▸ Problem 1: Quote every sentence in the Search Optimization passage below that contains the abbreviation "SOS".

▸ Passage provided:

>>

SOS is most effective when it can reduce a very large number of potentially responding micro-partitions in a query to a very small number. This is what we mean by ‘needle in a haystack’ queries. Optimally, SOS works best for unique values in a large dataset. However, it is also particularly effective where clustering on the relevant field may not be feasible or useful. Examples of this include UUID based keys in a fact table and variable length substrings in a text field.

In my life, there’s been heartache and pain

If it’s so great, why doesn’t everyone use Search Optimization already?

In the past, Search Optimization was an ‘all or nothing’ feature when applied to a table. If SOS was enabled for a table, it would then create search paths for every column in the table. This could be quite expensive, and also does not match the pattern of use for most organizations. There’s generally very little requirement for SOS over metric columns, for example. In addition, previous editions of Search Optimization required full text matching — it was not compatible with substring matching, or with the variant type. This made it a relatively niche feature, suitable primarily for tables and values built specifically to make use of it. However, new developments on SOS have both reduced the cost of the tool, and increased the functionality. Today’s SOS makes it more viable than ever to bring large search use cases into Snowflake.

<<

▸ Input records:
>>

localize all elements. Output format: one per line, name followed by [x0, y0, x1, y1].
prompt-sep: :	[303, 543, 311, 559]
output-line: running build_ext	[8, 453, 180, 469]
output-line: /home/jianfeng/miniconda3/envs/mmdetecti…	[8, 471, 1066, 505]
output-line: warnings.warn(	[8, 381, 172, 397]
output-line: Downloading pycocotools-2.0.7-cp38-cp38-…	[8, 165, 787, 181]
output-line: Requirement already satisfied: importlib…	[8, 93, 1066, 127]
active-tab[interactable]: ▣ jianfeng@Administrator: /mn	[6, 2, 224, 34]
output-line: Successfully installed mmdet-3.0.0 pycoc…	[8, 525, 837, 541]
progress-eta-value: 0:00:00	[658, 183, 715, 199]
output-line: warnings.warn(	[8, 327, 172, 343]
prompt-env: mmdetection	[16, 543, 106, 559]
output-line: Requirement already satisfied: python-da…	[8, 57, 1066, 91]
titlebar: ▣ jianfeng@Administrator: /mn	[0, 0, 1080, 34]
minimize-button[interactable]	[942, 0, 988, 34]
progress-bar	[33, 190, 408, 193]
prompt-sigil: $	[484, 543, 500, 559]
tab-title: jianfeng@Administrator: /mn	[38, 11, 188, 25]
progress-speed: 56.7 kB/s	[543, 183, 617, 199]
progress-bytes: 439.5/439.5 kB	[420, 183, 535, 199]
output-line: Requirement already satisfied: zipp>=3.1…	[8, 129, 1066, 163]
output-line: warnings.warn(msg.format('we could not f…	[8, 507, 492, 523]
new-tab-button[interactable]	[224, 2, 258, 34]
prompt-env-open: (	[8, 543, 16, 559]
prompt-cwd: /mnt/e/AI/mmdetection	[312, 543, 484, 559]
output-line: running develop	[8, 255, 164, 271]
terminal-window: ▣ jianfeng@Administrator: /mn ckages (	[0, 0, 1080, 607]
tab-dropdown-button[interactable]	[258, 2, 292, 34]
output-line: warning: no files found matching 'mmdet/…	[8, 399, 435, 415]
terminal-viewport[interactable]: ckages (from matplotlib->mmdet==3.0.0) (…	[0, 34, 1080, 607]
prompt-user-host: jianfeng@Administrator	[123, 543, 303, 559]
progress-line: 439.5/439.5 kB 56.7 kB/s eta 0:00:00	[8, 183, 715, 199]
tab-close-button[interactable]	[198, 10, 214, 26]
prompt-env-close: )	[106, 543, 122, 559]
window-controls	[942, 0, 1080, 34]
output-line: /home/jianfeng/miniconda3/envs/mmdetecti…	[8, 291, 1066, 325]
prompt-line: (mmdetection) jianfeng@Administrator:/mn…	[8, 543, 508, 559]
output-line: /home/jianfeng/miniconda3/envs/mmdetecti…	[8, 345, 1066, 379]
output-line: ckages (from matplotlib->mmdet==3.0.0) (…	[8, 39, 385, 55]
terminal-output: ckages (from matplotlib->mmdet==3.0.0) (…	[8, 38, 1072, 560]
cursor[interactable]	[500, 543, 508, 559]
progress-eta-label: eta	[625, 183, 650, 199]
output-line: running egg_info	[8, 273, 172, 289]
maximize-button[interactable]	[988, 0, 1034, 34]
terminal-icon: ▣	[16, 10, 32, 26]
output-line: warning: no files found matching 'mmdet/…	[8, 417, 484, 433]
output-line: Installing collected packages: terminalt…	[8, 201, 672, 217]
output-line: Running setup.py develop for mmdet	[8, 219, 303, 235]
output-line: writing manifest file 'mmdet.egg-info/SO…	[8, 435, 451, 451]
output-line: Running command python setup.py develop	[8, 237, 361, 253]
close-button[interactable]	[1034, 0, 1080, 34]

<<

▸ Problem 2: Put the stretch of the listing from its start through the line containing "471, 1066, 505]" into a Markdown table with two columns, Row and Line. Give each line a row number and skip blank lines.

▸ Worked solution 1:
1. SOS is most effective when it can reduce a very large number of potentially responding micro-partitions in a query to a very small number.
2. Optimally, SOS works best for unique values in a large dataset.
3. If SOS was enabled for a table, it would then create search paths for every column in the table.
4. There’s generally very little requirement for SOS over metric columns, for example.
5. However, new developments on SOS have both reduced the cost of the tool, and increased the functionality.
6. Today’s SOS makes it more viable than ever to bring large search use cases into Snowflake.

▸ Worked solution 2:
| Row | Line |
|---|---|
| 1 | localize all elements. Output format: one per line, name followed by [x0, y0, x1, y1]. |
| 2 | prompt-sep: :	[303, 543, 311, 559] |
| 3 | output-line: running build_ext	[8, 453, 180, 469] |
| 4 | output-line: /home/jianfeng/miniconda3/envs/mmdetecti…	[8, 471, 1066, 505] |